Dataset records

====

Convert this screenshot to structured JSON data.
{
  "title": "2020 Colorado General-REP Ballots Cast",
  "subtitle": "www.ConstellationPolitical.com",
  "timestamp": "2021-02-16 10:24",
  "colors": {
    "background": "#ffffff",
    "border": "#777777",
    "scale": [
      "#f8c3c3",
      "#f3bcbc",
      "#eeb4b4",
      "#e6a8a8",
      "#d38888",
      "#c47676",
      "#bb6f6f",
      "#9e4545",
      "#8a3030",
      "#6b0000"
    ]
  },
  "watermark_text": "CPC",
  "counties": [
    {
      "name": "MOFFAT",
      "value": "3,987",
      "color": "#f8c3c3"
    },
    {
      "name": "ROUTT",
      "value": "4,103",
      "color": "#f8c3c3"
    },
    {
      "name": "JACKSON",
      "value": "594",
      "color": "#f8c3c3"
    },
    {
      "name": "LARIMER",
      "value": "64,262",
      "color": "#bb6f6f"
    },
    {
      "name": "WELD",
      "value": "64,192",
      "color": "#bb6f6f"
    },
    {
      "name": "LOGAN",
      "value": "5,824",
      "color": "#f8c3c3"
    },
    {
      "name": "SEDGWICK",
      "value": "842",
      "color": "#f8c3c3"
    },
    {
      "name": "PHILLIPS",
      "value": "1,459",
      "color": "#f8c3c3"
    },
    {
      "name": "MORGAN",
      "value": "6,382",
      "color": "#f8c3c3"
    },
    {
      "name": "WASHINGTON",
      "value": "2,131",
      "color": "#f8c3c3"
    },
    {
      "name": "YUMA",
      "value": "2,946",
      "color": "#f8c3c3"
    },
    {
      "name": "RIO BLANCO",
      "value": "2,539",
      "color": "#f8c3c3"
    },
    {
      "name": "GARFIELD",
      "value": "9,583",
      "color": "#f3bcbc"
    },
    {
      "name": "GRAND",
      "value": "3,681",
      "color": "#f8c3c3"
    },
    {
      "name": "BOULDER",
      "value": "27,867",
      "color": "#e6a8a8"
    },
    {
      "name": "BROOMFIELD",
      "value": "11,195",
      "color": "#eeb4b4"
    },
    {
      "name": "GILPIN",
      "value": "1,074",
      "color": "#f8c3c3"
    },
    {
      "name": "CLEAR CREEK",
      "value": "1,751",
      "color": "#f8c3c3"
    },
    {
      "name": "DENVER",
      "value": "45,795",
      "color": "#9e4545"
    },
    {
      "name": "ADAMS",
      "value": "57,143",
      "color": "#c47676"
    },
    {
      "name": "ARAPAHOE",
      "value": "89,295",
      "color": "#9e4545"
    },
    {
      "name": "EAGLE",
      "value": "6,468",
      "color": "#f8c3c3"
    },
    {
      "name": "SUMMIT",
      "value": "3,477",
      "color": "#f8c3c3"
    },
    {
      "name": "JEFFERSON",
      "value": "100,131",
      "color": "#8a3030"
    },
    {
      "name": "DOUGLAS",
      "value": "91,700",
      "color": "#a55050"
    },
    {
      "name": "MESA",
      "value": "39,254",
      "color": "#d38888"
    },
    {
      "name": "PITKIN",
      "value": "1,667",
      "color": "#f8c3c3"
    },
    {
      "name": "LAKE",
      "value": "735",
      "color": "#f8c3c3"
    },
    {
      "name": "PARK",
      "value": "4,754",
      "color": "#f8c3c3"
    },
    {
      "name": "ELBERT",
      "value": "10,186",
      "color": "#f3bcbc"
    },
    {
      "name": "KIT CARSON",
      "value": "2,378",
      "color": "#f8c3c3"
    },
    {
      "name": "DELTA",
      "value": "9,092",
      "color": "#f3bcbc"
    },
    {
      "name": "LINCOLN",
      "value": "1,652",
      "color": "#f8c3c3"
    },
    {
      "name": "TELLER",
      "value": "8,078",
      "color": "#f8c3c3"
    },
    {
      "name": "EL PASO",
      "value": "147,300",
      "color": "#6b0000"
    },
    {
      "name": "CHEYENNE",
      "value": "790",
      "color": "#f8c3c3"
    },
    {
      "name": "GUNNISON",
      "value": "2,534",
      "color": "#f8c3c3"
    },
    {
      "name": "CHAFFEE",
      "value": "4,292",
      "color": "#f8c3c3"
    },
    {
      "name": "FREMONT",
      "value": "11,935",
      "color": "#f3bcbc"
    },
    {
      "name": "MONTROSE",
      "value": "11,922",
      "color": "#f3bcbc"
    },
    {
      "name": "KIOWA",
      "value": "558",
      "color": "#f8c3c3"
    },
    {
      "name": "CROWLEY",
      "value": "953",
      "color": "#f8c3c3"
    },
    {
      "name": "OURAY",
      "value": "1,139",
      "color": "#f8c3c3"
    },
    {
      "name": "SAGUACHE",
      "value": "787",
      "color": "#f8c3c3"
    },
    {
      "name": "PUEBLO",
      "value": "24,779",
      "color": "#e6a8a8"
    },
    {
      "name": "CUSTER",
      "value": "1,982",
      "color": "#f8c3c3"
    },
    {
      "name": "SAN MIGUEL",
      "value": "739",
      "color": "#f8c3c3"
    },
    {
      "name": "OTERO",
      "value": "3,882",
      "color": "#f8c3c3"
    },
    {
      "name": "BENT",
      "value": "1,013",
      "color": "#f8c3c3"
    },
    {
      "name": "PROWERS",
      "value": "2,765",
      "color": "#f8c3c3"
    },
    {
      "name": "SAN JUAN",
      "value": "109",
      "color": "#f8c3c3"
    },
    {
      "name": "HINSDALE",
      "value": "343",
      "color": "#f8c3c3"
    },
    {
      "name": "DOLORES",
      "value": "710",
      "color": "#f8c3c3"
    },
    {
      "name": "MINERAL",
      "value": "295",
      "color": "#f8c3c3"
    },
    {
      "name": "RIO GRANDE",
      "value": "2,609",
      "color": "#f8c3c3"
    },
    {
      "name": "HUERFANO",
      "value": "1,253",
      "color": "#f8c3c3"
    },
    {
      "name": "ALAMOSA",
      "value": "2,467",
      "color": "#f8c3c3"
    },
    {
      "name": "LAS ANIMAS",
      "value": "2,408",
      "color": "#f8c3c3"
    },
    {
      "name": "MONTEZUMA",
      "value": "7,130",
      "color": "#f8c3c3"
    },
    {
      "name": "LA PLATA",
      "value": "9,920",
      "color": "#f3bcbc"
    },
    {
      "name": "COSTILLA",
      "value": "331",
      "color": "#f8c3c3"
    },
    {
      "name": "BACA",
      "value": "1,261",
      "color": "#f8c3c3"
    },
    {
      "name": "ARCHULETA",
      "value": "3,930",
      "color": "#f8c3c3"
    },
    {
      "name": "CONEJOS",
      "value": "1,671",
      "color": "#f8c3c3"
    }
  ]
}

====

### What this task involves
Copy out the full listing exactly.

### Completed exercise
Convert this screenshot to structured JSON data.
{
  "title": "2020 Colorado General-REP Ballots Cast",
  "subtitle": "www.ConstellationPolitical.com",
  "timestamp": "2021-02-16 10:24",
  "colors": {
    "background": "#ffffff",
    "border": "#777777",
    "scale": [
      "#f8c3c3",
      "#f3bcbc",
      "#eeb4b4",
      "#e6a8a8",
      "#d38888",
      "#c47676",
      "#bb6f6f",
      "#9e4545",
      "#8a3030",
      "#6b0000"
    ]
  },
  "watermark_text": "CPC",
  "counties": [
    {
      "name": "MOFFAT",
      "value": "3,987",
      "color": "#f8c3c3"
    },
    {
      "name": "ROUTT",
      "value": "4,103",
      "color": "#f8c3c3"
    },
    {
      "name": "JACKSON",
      "value": "594",
      "color": "#f8c3c3"
    },
    {
      "name": "LARIMER",
      "value": "64,262",
      "color": "#bb6f6f"
    },
    {
      "name": "WELD",
      "value": "64,192",
      "color": "#bb6f6f"
    },
    {
      "name": "LOGAN",
      "value": "5,824",
      "color": "#f8c3c3"
    },
    {
      "name": "SEDGWICK",
      "value": "842",
      "color": "#f8c3c3"
    },
    {
      "name": "PHILLIPS",
      "value": "1,459",
      "color": "#f8c3c3"
    },
    {
      "name": "MORGAN",
      "value": "6,382",
      "color": "#f8c3c3"
    },
    {
      "name": "WASHINGTON",
      "value": "2,131",
      "color": "#f8c3c3"
    },
    {
      "name": "YUMA",
      "value": "2,946",
      "color": "#f8c3c3"
    },
    {
      "name": "RIO BLANCO",
      "value": "2,539",
      "color": "#f8c3c3"
    },
    {
      "name": "GARFIELD",
      "value": "9,583",
      "color": "#f3bcbc"
    },
    {
      "name": "GRAND",
      "value": "3,681",
      "color": "#f8c3c3"
    },
    {
      "name": "BOULDER",
      "value": "27,867",
      "color": "#e6a8a8"
    },
    {
      "name": "BROOMFIELD",
      "value": "11,195",
      "color": "#eeb4b4"
    },
    {
      "name": "GILPIN",
      "value": "1,074",
      "color": "#f8c3c3"
    },
    {
      "name": "CLEAR CREEK",
      "value": "1,751",
      "color": "#f8c3c3"
    },
    {
      "name": "DENVER",
      "value": "45,795",
      "color": "#9e4545"
    },
    {
      "name": "ADAMS",
      "value": "57,143",
      "color": "#c47676"
    },
    {
      "name": "ARAPAHOE",
      "value": "89,295",
      "color": "#9e4545"
    },
    {
      "name": "EAGLE",
      "value": "6,468",
      "color": "#f8c3c3"
    },
    {
      "name": "SUMMIT",
      "value": "3,477",
      "color": "#f8c3c3"
    },
    {
      "name": "JEFFERSON",
      "value": "100,131",
      "color": "#8a3030"
    },
    {
      "name": "DOUGLAS",
      "value": "91,700",
      "color": "#a55050"
    },
    {
      "name": "MESA",
      "value": "39,254",
      "color": "#d38888"
    },
    {
      "name": "PITKIN",
      "value": "1,667",
      "color": "#f8c3c3"
    },
    {
      "name": "LAKE",
      "value": "735",
      "color": "#f8c3c3"
    },
    {
      "name": "PARK",
      "value": "4,754",
      "color": "#f8c3c3"
    },
    {
      "name": "ELBERT",
      "value": "10,186",
      "color": "#f3bcbc"
    },
    {
      "name": "KIT CARSON",
      "value": "2,378",
      "color": "#f8c3c3"
    },
    {
      "name": "DELTA",
      "value": "9,092",
      "color": "#f3bcbc"
    },
    {
      "name": "LINCOLN",
      "value": "1,652",
      "color": "#f8c3c3"
    },
    {
      "name": "TELLER",
      "value": "8,078",
      "color": "#f8c3c3"
    },
    {
      "name": "EL PASO",
      "value": "147,300",
      "color": "#6b0000"
    },
    {
      "name": "CHEYENNE",
      "value": "790",
      "color": "#f8c3c3"
    },
    {
      "name": "GUNNISON",
      "value": "2,534",
      "color": "#f8c3c3"
    },
    {
      "name": "CHAFFEE",
      "value": "4,292",
      "color": "#f8c3c3"
    },
    {
      "name": "FREMONT",
      "value": "11,935",
      "color": "#f3bcbc"
    },
    {
      "name": "MONTROSE",
      "value": "11,922",
      "color": "#f3bcbc"
    },
    {
      "name": "KIOWA",
      "value": "558",
      "color": "#f8c3c3"
    },
    {
      "name": "CROWLEY",
      "value": "953",
      "color": "#f8c3c3"
    },
    {
      "name": "OURAY",
      "value": "1,139",
      "color": "#f8c3c3"
    },
    {
      "name": "SAGUACHE",
      "value": "787",
      "color": "#f8c3c3"
    },
    {
      "name": "PUEBLO",
      "value": "24,779",
      "color": "#e6a8a8"
    },
    {
      "name": "CUSTER",
      "value": "1,982",
      "color": "#f8c3c3"
    },
    {
      "name": "SAN MIGUEL",
      "value": "739",
      "color": "#f8c3c3"
    },
    {
      "name": "OTERO",
      "value": "3,882",
      "color": "#f8c3c3"
    },
    {
      "name": "BENT",
      "value": "1,013",
      "color": "#f8c3c3"
    },
    {
      "name": "PROWERS",
      "value": "2,765",
      "color": "#f8c3c3"
    },
    {
      "name": "SAN JUAN",
      "value": "109",
      "color": "#f8c3c3"
    },
    {
      "name": "HINSDALE",
      "value": "343",
      "color": "#f8c3c3"
    },
    {
      "name": "DOLORES",
      "value": "710",
      "color": "#f8c3c3"
    },
    {
      "name": "MINERAL",
      "value": "295",
      "color": "#f8c3c3"
    },
    {
      "name": "RIO GRANDE",
      "value": "2,609",
      "color": "#f8c3c3"
    },
    {
      "name": "HUERFANO",
      "value": "1,253",
      "color": "#f8c3c3"
    },
    {
      "name": "ALAMOSA",
      "value": "2,467",
      "color": "#f8c3c3"
    },
    {
      "name": "LAS ANIMAS",
      "value": "2,408",
      "color": "#f8c3c3"
    },
    {
      "name": "MONTEZUMA",
      "value": "7,130",
      "color": "#f8c3c3"
    },
    {
      "name": "LA PLATA",
      "value": "9,920",
      "color": "#f3bcbc"
    },
    {
      "name": "COSTILLA",
      "value": "331",
      "color": "#f8c3c3"
    },
    {
      "name": "BACA",
      "value": "1,261",
      "color": "#f8c3c3"
    },
    {
      "name": "ARCHULETA",
      "value": "3,930",
      "color": "#f8c3c3"
    },
    {
      "name": "CONEJOS",
      "value": "1,671",
      "color": "#f8c3c3"
    }
  ]
}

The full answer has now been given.